**WRITTEN REQUEST:**
Read the records below and copy each line that contains "Contour".

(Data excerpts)
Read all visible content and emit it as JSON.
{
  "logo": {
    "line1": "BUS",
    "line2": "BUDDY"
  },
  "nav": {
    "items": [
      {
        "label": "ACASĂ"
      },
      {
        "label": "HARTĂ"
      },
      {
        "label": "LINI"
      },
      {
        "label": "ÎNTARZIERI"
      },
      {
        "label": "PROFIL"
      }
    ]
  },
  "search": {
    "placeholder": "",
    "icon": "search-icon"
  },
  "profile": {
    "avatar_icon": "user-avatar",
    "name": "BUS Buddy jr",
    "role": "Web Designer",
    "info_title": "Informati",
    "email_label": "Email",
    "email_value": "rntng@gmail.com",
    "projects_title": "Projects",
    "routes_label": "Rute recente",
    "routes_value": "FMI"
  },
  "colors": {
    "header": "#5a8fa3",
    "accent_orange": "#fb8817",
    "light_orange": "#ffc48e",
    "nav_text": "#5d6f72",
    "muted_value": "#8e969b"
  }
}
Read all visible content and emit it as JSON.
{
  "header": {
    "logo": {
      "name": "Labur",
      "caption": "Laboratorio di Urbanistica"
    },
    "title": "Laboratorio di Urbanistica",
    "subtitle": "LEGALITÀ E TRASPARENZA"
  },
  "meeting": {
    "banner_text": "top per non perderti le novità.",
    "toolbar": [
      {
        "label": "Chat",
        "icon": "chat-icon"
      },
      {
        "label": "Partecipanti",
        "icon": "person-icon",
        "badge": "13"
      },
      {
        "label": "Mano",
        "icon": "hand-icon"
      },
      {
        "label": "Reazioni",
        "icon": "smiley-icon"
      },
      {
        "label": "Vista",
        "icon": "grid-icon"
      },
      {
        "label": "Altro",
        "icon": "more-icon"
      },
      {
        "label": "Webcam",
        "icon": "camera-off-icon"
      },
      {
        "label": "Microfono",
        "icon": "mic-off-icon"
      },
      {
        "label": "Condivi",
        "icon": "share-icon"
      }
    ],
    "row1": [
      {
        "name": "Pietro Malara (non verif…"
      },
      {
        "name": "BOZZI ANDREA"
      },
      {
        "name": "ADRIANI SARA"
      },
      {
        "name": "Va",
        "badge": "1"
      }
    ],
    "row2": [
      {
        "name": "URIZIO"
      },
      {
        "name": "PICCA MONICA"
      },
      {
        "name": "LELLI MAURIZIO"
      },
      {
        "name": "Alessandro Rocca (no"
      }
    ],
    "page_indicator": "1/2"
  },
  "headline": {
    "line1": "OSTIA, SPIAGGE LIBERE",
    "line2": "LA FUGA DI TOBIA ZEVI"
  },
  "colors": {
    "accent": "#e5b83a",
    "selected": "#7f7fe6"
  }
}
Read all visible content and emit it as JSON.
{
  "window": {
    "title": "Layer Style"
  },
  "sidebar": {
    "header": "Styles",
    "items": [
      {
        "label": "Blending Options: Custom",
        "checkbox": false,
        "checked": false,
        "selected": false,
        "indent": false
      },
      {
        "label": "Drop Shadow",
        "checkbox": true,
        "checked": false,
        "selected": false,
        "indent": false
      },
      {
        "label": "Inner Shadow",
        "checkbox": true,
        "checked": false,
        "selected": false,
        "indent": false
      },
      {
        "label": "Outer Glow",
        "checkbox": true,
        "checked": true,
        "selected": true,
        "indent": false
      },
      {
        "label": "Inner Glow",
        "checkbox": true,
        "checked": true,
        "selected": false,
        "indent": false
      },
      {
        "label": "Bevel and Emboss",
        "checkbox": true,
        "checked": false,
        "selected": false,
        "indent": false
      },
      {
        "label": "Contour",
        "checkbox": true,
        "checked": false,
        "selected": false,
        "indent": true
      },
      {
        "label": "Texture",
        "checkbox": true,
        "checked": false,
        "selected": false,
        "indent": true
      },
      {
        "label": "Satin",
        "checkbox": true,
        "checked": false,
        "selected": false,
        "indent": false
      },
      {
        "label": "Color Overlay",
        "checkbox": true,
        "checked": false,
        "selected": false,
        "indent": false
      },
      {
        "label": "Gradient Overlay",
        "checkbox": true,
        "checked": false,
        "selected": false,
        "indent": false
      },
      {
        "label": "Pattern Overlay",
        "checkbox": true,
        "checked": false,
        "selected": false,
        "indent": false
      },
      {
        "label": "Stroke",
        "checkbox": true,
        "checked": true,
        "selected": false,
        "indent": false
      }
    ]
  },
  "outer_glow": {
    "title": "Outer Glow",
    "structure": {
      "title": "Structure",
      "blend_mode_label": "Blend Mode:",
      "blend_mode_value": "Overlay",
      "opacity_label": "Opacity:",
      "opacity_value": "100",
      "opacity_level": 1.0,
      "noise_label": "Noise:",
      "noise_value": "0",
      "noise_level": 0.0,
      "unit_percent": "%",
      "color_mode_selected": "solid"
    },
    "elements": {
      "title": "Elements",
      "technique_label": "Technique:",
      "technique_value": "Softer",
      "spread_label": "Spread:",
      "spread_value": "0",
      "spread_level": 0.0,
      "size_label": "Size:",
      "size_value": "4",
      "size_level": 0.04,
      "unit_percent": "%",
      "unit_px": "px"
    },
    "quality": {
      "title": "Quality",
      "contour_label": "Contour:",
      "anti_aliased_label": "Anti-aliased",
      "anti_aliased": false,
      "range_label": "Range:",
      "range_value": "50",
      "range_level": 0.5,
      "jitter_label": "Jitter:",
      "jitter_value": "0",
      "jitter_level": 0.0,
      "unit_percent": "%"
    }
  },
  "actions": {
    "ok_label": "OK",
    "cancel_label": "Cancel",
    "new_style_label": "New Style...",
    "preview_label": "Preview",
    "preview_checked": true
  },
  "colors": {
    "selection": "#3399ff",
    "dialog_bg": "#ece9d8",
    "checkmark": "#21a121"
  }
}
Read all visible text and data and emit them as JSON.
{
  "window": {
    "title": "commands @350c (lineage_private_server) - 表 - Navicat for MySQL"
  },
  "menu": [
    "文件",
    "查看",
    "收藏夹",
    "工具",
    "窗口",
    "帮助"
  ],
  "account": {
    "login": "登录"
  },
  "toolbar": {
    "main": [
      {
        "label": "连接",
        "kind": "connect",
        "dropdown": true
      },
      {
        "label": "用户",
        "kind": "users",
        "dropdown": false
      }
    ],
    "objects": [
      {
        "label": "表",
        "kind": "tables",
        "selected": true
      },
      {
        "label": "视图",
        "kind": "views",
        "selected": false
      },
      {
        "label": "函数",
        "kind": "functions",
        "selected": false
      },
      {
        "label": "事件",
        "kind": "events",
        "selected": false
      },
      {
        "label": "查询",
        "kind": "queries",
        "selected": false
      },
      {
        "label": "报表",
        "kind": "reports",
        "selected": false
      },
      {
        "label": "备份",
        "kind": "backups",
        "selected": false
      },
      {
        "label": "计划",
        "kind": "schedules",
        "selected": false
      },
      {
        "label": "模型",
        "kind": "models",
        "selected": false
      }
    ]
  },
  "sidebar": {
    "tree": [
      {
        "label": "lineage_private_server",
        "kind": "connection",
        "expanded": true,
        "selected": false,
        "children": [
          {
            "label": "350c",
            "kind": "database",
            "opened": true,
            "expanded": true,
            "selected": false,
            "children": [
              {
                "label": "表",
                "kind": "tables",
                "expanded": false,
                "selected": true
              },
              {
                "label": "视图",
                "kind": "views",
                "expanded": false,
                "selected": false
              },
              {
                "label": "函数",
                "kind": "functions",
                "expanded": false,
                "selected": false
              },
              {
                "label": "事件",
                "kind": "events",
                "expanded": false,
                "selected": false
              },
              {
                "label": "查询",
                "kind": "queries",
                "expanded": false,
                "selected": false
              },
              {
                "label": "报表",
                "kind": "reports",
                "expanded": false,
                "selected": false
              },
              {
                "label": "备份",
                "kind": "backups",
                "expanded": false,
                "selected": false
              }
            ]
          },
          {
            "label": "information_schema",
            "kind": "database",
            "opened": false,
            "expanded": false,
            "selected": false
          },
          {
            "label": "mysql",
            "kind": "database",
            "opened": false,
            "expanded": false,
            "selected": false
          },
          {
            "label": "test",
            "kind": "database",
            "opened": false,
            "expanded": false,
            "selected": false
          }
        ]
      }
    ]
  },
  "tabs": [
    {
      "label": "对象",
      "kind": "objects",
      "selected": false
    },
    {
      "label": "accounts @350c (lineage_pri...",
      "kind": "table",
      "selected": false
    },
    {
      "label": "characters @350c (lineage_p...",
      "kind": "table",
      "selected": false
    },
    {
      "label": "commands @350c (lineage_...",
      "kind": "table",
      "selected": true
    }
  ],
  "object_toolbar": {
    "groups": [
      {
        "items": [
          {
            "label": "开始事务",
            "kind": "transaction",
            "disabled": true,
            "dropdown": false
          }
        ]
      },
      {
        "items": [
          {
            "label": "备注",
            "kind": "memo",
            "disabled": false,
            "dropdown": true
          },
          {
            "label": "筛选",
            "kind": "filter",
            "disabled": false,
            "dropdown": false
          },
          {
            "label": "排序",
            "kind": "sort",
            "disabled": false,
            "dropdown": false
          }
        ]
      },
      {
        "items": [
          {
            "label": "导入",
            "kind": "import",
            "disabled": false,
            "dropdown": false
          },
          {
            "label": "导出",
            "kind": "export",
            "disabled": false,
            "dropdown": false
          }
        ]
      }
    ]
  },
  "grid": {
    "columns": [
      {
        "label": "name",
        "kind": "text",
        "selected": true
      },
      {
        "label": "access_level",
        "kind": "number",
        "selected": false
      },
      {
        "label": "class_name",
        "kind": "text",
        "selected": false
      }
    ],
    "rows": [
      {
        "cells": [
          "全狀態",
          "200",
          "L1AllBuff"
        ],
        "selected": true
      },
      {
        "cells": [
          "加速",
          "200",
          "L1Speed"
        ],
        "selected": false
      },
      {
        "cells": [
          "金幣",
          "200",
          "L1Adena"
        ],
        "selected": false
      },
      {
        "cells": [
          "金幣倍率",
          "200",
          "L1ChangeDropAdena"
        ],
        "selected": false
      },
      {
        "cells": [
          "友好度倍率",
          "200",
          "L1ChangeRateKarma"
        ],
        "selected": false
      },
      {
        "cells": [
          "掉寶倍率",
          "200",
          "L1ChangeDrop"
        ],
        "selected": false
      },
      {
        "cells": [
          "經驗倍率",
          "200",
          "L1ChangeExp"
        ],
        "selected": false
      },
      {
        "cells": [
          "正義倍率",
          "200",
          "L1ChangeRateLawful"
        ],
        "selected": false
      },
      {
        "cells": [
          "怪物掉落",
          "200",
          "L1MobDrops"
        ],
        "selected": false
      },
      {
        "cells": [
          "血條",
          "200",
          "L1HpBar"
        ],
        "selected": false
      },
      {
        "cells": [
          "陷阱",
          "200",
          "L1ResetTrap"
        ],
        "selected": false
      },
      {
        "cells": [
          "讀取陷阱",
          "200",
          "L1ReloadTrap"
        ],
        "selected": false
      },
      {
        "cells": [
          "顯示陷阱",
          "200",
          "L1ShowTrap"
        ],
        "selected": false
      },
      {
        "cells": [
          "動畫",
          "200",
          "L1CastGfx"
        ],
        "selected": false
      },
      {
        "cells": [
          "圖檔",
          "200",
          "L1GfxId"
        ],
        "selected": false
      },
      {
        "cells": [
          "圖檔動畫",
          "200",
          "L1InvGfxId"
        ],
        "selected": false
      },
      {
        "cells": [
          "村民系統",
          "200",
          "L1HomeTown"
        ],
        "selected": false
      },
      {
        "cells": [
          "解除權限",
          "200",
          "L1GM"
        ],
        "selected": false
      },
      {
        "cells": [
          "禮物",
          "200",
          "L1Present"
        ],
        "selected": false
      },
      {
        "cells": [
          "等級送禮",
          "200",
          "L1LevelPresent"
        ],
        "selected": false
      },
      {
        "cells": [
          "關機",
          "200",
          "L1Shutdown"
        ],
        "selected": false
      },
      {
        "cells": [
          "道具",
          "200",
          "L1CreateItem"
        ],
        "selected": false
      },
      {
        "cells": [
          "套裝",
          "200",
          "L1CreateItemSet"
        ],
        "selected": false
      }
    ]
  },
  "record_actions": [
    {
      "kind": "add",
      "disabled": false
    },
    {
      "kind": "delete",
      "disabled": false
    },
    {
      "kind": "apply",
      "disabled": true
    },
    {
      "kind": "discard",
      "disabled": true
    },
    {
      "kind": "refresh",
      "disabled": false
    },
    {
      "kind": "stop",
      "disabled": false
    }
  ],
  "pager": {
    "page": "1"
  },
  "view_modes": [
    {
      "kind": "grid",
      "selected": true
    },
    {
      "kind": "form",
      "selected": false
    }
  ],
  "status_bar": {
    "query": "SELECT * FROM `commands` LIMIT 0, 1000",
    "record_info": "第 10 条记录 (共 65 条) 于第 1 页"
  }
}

**THE REPLY:**
        "label": "Contour",
      "contour_label": "Contour:",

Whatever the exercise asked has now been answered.